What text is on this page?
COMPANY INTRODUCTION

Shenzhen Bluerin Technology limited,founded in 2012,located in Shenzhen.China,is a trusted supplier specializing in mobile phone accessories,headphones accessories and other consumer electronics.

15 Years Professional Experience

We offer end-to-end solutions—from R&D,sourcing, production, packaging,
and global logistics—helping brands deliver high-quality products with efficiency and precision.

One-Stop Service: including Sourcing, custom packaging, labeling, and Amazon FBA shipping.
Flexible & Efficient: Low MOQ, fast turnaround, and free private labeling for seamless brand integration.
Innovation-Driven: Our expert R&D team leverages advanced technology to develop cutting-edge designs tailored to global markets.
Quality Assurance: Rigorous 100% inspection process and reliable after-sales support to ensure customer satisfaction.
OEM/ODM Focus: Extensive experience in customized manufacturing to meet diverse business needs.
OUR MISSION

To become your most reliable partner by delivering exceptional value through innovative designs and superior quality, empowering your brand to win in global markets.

------------------------

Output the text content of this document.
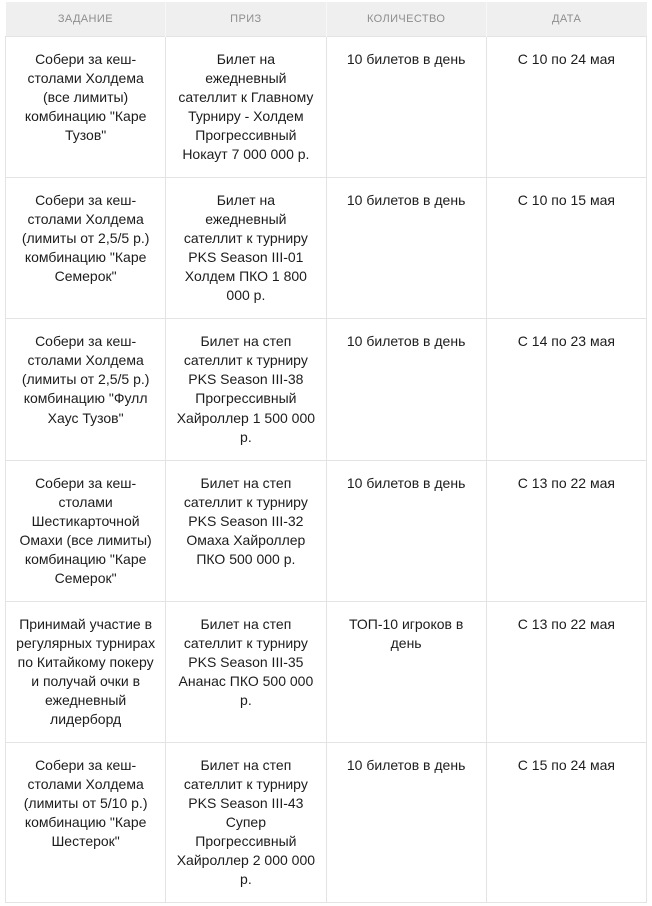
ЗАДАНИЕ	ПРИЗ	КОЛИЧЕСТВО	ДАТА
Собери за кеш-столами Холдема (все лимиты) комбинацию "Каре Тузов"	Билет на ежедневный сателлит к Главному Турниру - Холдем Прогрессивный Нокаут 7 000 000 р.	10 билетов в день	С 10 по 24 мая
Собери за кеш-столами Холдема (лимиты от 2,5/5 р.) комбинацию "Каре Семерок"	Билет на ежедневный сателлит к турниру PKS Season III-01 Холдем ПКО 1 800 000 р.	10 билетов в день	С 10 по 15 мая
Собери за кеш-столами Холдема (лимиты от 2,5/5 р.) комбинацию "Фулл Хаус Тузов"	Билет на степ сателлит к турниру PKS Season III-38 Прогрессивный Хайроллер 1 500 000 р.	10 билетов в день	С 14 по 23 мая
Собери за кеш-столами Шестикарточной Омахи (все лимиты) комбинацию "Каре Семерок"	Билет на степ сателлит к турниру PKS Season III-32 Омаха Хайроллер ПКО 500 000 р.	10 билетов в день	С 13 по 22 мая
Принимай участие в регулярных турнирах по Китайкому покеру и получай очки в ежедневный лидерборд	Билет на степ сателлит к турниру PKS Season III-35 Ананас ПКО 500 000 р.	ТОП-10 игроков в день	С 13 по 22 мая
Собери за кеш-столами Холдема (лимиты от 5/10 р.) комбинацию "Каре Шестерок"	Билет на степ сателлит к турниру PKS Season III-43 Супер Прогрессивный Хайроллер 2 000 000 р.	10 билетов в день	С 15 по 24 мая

------------------------

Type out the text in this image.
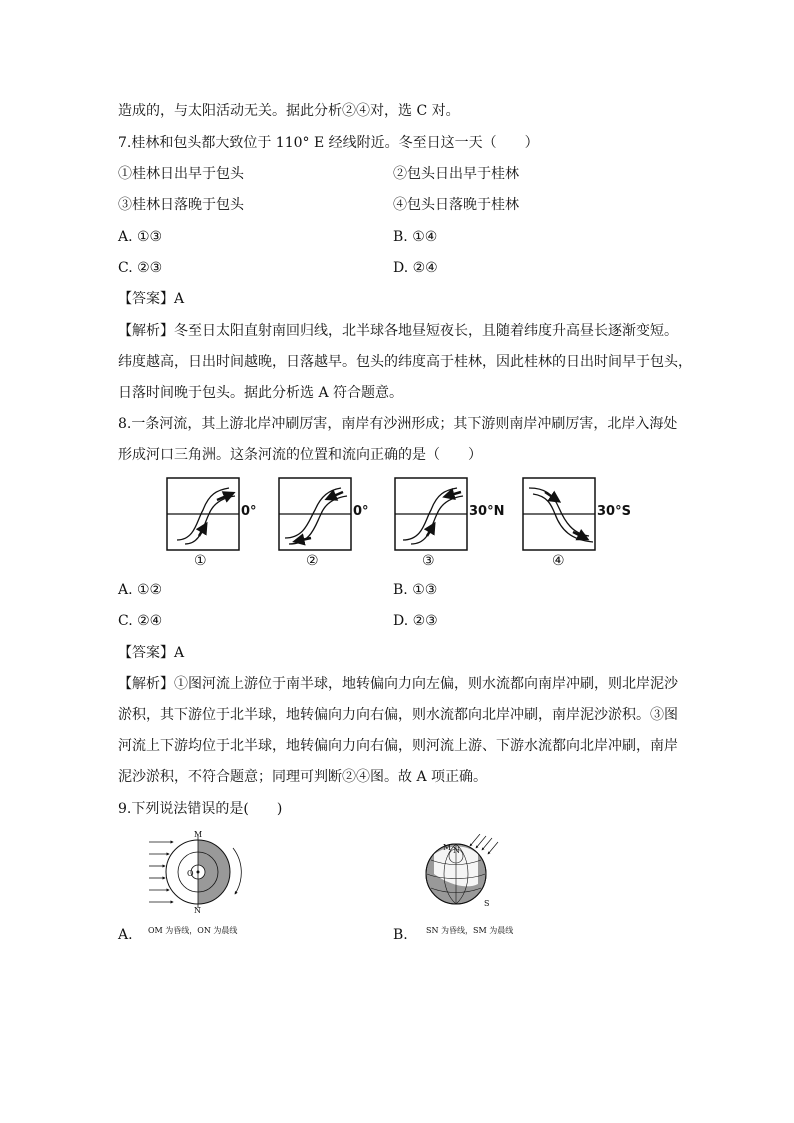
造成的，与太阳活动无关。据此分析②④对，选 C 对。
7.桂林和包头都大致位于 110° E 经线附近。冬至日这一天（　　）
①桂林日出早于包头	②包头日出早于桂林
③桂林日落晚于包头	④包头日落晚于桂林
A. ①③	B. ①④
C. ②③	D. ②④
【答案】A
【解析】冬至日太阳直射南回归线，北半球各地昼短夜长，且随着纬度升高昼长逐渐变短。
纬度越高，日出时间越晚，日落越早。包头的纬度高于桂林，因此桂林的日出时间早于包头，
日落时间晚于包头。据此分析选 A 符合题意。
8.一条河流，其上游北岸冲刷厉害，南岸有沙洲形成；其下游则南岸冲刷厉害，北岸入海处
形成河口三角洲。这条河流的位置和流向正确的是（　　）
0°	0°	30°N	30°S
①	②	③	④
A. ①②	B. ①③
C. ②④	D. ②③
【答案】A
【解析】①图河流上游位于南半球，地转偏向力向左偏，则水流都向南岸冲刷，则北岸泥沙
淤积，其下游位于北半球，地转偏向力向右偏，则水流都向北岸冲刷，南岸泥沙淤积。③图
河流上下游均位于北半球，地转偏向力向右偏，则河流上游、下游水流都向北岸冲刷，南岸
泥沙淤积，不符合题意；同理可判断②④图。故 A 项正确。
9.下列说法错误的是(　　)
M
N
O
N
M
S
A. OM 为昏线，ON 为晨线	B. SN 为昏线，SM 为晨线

------------------------

Work to complete: Whenever "text" turns up in a line, pick that line out.

In response:
What text is on this page?
Output the text content of this document.
Type out the text in this image.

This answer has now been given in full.